- _Excerpted records_
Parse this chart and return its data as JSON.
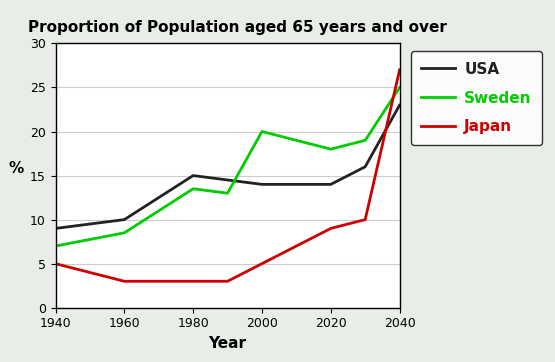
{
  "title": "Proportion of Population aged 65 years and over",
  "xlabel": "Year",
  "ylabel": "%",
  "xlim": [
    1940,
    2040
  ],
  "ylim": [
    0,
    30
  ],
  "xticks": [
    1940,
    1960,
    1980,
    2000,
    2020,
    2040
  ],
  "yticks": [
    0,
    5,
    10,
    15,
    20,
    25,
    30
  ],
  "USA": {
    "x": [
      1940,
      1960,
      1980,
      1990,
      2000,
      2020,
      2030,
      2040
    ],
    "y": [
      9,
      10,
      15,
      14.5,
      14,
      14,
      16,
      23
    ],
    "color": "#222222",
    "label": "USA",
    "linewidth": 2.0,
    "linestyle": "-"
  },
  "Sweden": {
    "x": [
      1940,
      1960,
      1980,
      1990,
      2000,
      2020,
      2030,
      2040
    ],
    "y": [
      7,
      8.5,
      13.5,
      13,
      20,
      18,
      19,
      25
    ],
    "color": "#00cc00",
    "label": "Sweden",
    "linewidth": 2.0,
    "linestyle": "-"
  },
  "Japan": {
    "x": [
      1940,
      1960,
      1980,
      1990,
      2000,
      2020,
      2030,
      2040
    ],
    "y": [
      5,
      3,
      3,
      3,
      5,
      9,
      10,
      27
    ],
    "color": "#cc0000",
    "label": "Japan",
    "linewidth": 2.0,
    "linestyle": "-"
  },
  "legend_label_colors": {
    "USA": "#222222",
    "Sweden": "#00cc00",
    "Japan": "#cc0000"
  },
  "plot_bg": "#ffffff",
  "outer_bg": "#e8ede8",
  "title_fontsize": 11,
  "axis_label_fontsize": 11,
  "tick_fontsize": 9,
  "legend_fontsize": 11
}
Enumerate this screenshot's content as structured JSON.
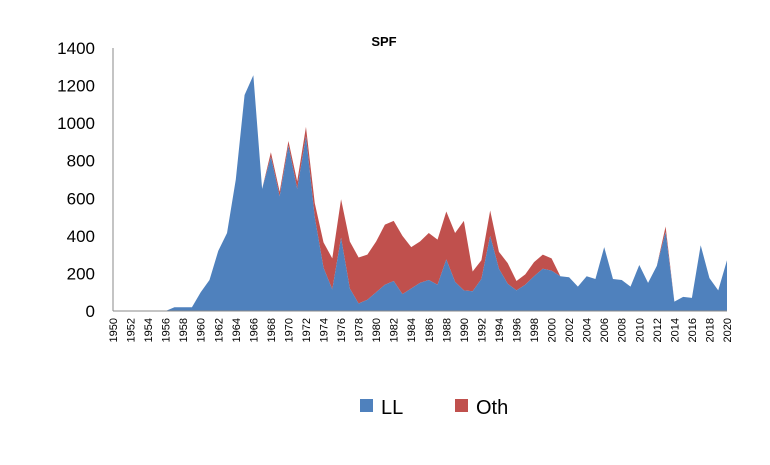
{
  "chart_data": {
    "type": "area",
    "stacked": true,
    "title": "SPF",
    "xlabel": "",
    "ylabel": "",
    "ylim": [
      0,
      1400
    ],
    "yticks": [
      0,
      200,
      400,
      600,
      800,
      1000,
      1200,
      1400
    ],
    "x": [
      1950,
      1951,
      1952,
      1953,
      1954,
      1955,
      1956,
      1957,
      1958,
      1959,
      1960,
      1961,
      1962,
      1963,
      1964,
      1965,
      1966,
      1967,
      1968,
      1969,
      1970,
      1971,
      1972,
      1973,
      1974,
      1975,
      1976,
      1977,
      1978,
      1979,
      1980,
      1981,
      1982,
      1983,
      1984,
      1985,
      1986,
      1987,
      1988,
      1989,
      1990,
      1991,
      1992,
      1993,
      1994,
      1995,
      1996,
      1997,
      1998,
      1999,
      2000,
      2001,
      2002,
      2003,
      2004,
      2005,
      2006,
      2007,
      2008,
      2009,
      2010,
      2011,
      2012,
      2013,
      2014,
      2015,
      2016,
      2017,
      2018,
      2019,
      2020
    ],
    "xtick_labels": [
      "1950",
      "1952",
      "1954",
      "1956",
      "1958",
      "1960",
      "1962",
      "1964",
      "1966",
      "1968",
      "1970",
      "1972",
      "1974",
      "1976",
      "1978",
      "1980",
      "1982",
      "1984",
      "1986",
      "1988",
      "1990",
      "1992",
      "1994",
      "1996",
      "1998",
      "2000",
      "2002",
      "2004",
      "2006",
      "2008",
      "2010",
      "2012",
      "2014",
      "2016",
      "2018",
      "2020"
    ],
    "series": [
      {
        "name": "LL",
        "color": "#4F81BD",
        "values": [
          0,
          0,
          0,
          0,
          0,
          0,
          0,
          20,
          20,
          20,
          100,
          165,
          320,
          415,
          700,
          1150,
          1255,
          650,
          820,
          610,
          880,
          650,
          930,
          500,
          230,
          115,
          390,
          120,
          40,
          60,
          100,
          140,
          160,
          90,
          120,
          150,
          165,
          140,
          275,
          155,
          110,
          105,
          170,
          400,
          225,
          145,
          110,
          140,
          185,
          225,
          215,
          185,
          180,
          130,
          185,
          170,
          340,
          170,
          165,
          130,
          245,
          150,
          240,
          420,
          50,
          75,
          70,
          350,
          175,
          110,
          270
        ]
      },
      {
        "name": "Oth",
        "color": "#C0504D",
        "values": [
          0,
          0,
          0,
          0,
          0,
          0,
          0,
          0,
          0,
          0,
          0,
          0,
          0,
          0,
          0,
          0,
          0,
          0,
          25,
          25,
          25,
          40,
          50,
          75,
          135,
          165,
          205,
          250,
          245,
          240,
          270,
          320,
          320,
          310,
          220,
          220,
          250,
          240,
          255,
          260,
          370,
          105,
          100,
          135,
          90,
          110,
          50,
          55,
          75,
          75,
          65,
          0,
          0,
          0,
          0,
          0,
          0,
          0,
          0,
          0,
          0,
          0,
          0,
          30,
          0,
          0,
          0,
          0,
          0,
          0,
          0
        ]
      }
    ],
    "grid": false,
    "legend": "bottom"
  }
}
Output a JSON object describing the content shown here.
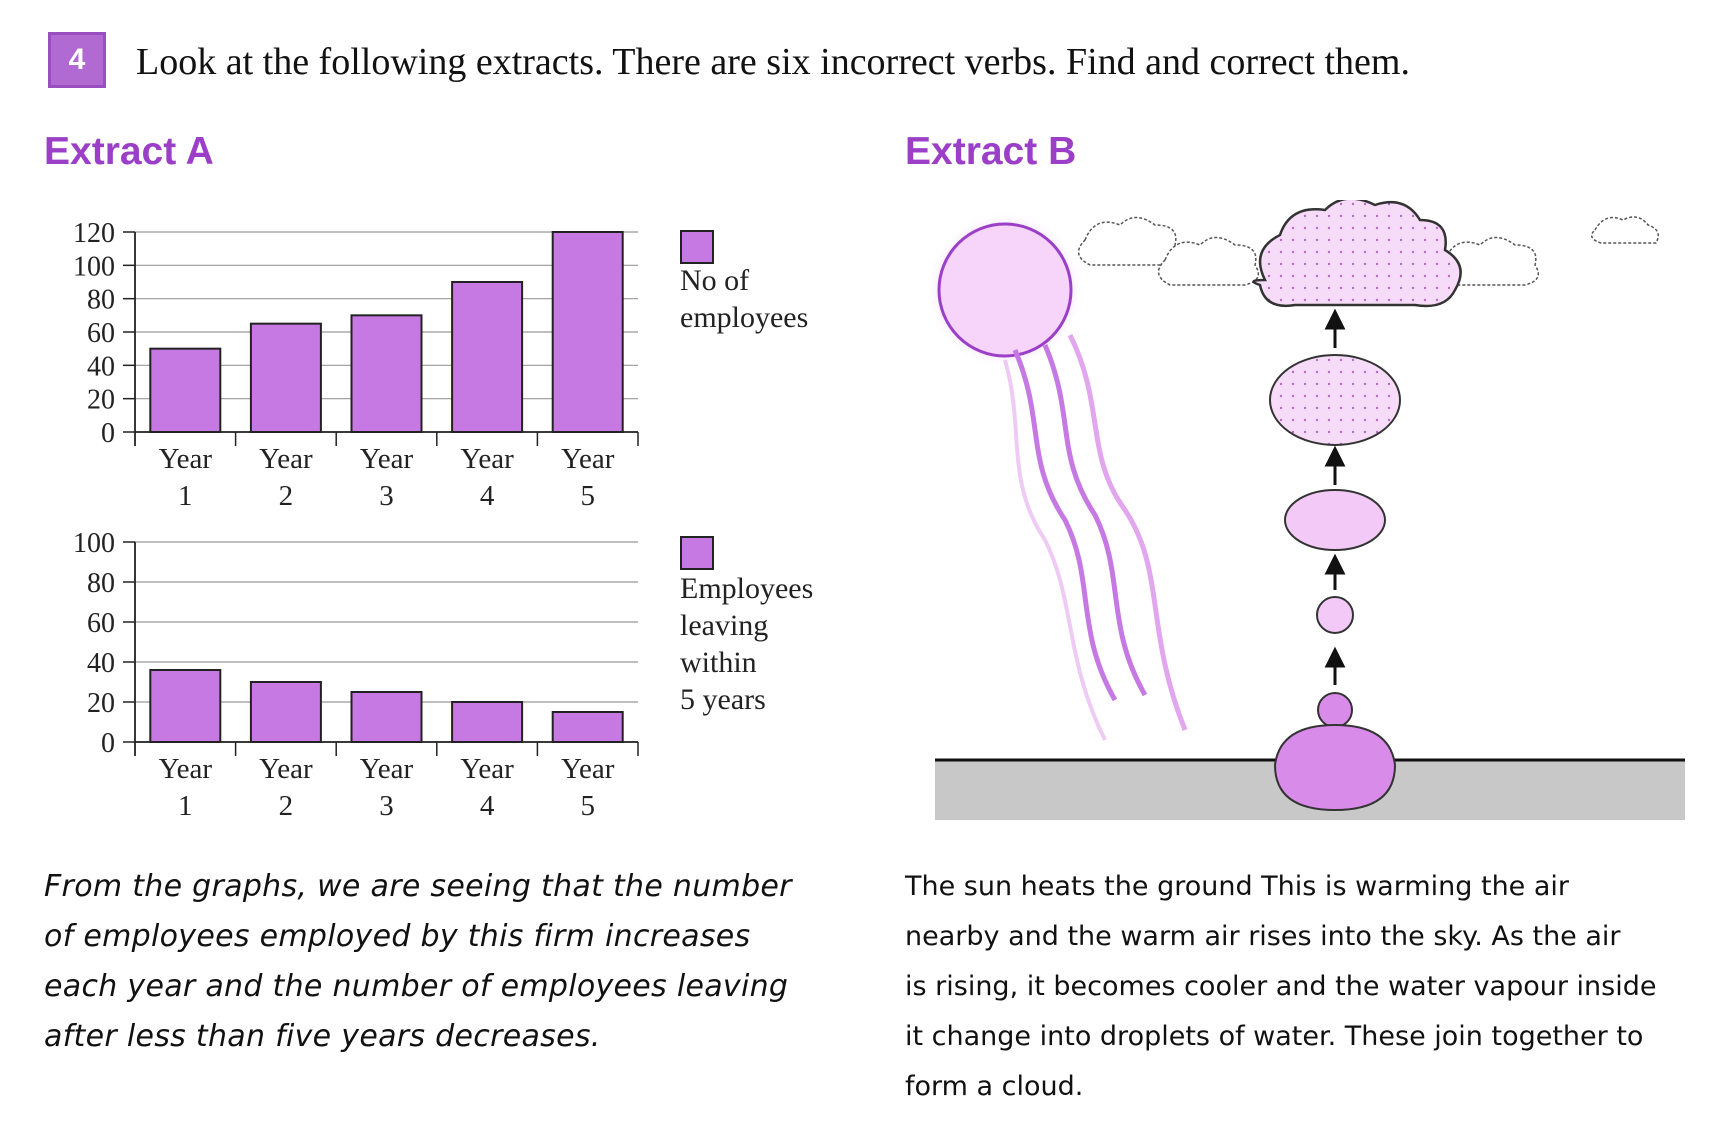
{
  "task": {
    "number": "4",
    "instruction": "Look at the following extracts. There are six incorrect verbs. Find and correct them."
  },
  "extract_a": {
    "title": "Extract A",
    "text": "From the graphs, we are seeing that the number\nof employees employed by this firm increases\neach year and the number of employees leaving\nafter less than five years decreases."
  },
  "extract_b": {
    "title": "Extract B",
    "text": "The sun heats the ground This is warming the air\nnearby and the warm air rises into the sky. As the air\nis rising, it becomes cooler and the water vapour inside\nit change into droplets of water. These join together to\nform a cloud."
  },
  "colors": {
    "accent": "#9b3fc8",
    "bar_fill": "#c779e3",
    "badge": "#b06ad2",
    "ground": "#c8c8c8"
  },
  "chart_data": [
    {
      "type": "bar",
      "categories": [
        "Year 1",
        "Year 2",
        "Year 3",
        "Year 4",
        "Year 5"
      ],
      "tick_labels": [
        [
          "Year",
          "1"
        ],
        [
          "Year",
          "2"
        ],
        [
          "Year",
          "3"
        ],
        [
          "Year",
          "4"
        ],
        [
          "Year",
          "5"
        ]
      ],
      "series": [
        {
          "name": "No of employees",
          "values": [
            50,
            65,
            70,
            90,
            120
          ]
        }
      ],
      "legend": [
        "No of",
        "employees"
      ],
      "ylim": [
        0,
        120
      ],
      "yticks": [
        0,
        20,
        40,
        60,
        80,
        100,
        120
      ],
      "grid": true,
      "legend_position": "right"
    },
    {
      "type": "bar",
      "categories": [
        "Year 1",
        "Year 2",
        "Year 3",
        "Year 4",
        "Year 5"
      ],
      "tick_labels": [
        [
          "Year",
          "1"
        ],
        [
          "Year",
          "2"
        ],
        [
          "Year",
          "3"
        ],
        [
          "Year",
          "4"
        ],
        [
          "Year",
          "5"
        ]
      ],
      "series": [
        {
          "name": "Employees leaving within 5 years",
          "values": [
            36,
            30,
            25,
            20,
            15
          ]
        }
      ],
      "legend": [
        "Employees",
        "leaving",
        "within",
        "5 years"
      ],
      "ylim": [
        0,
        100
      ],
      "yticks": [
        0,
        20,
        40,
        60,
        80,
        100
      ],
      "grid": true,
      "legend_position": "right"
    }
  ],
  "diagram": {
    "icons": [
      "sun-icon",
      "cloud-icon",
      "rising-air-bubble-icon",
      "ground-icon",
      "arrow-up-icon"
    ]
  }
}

- _The task_
From the material above, copy each line that includes the word "leaving".

- _The solution_
    "text": "From the graphs, we are seeing that the number\nof employees employed by this firm increases\neach year and the number of employees leaving\nafter less than five years decreases."
          "name": "Employees leaving within 5 years",
        "leaving",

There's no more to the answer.